→ What is expected
Report each line of the data that includes the word "para".

— START —

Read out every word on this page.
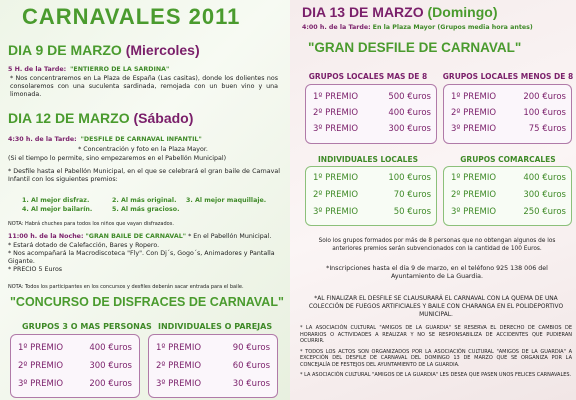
CARNAVALES 2011
DIA 9 DE MARZO (Miercoles)
5 H. de la Tarde: "ENTIERRO DE LA SARDINA"
* Nos concentraremos en La Plaza de España (Las casitas), donde los dolientes nos consolaremos con una suculenta sardinada, remojada con un buen vino y una limonada.
DIA 12 DE MARZO (Sábado)
4:30 h. de la Tarde: "DESFILE DE CARNAVAL INFANTIL"
* Concentración y foto en la Plaza Mayor.
(Si el tiempo lo permite, sino empezaremos en el Pabellón Municipal)
* Desfile hasta el Pabellón Municipal, en el que se celebrará el gran baile de Carnaval Infantil con los siguientes premios:
1. Al mejor disfraz.	2. Al más original. 3. Al mejor maquillaje.
4. Al mejor bailarín.	5. Al más gracioso.
NOTA: Habrá chuches para todos los niños que vayan disfrazados.
11:00 h. de la Noche: "GRAN BAILE DE CARNAVAL" * En el Pabellón Municipal.
* Estará dotado de Calefacción, Bares y Ropero.
* Nos acompañará la Macrodiscoteca "Fly". Con Dj´s, Gogo´s, Animadores y Pantalla Gigante.
* PRECIO 5 Euros
NOTA: Todos los participantes en los concursos y desfiles deberán sacar entrada para el baile.
"CONCURSO DE DISFRACES DE CARNAVAL"
GRUPOS 3 O MAS PERSONAS INDIVIDUALES O PAREJAS
1º PREMIO	400 €uros
2º PREMIO	300 €uros
3º PREMIO	200 €uros
1º PREMIO	90 €uros
2º PREMIO	60 €uros
3º PREMIO	30 €uros
DIA 13 DE MARZO (Domingo)
4:00 h. de la Tarde: En la Plaza Mayor (Grupos media hora antes)
"GRAN DESFILE DE CARNAVAL"
GRUPOS LOCALES MAS DE 8	GRUPOS LOCALES MENOS DE 8
1º PREMIO	500 €uros
2º PREMIO	400 €uros
3º PREMIO	300 €uros
1º PREMIO	200 €uros
2º PREMIO	100 €uros
3º PREMIO	75 €uros
INDIVIDUALES LOCALES	GRUPOS COMARCALES
1º PREMIO	100 €uros
2º PREMIO	70 €uros
3º PREMIO	50 €uros
1º PREMIO	400 €uros
2º PREMIO	300 €uros
3º PREMIO	250 €uros
Solo los grupos formados por más de 8 personas que no obtengan algunos de los anteriores premios serán subvencionados con la cantidad de 100 Euros.
*Inscripciones hasta el día 9 de marzo, en el teléfono 925 138 006 del Ayuntamiento de La Guardia.
*AL FINALIZAR EL DESFILE SE CLAUSURARÁ EL CARNAVAL CON LA QUEMA DE UNA COLECCIÓN DE FUEGOS ARTIFICIALES Y BAILE CON CHARANGA EN EL POLIDEPORTIVO MUNICIPAL.
* LA ASOCIACIÓN CULTURAL "AMIGOS DE LA GUARDIA" SE RESERVA EL DERECHO DE CAMBIOS DE HORARIOS O ACTIVIDADES A REALIZAR Y NO SE RESPONSABILIZA DE ACCIDENTES QUE PUDIERAN OCURRIR.
* TODOS LOS ACTOS SON ORGANIZADOS POR LA ASOCIACIÓN CULTURAL "AMIGOS DE LA GUARDIA" A EXCEPCIÓN DEL DESFILE DE CARNAVAL DEL DOMINGO 13 DE MARZO QUE SE ORGANIZA POR LA CONCEJALÍA DE FESTEJOS DEL AYUNTAMIENTO DE LA GUARDIA.
* LA ASOCIACIÓN CULTURAL "AMIGOS DE LA GUARDIA" LES DESEA QUE PASEN UNOS FELICES CARNAVALES.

— END —

→ Exercise answer
NOTA: Habrá chuches para todos los niños que vayan disfrazados.
NOTA: Todos los participantes en los concursos y desfiles deberán sacar entrada para el baile.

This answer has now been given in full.